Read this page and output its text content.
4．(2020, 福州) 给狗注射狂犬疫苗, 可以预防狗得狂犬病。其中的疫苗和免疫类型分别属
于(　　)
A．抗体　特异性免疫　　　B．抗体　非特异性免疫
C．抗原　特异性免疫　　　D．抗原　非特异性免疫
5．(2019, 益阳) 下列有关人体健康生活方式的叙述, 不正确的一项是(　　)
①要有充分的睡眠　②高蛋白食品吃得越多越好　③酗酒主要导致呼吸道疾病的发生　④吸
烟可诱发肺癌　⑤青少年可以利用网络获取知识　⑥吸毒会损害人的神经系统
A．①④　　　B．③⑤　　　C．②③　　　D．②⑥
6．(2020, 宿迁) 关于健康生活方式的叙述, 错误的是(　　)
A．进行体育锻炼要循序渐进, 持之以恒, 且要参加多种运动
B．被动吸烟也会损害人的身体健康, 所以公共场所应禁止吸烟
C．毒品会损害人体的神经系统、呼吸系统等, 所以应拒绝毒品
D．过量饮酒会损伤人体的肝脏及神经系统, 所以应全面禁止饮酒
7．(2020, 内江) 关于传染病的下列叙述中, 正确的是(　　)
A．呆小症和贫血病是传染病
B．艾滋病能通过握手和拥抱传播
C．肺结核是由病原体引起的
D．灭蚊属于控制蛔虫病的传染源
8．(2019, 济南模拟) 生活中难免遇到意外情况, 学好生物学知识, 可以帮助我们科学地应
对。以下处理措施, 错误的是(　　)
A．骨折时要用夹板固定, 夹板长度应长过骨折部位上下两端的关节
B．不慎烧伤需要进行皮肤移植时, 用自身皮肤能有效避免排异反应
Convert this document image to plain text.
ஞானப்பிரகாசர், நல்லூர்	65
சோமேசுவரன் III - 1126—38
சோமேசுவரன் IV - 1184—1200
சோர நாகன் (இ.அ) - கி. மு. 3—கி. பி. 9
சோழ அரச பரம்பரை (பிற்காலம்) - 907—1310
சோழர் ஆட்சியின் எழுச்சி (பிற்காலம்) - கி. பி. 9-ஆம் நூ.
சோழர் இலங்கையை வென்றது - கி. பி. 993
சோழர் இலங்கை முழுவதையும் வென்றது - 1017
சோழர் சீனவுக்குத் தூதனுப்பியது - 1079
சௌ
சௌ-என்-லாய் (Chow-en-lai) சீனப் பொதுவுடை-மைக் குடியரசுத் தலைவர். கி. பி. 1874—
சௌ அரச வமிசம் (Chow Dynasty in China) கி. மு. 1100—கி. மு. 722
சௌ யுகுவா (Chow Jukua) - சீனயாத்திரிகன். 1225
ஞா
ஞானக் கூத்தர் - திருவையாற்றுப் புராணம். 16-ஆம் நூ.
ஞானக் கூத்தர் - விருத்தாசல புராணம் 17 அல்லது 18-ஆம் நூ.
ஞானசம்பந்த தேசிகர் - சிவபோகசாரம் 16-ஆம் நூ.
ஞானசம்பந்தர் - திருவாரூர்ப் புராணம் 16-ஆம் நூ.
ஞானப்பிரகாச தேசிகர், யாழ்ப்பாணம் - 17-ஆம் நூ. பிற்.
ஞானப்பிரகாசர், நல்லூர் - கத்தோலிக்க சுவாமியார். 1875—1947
· · · ·
_Written exercise:_ Take every line from the records above that has the word "this" and copy it.

_Finished exercise:_
Read this page and output its text content.
Convert this document image to plain text.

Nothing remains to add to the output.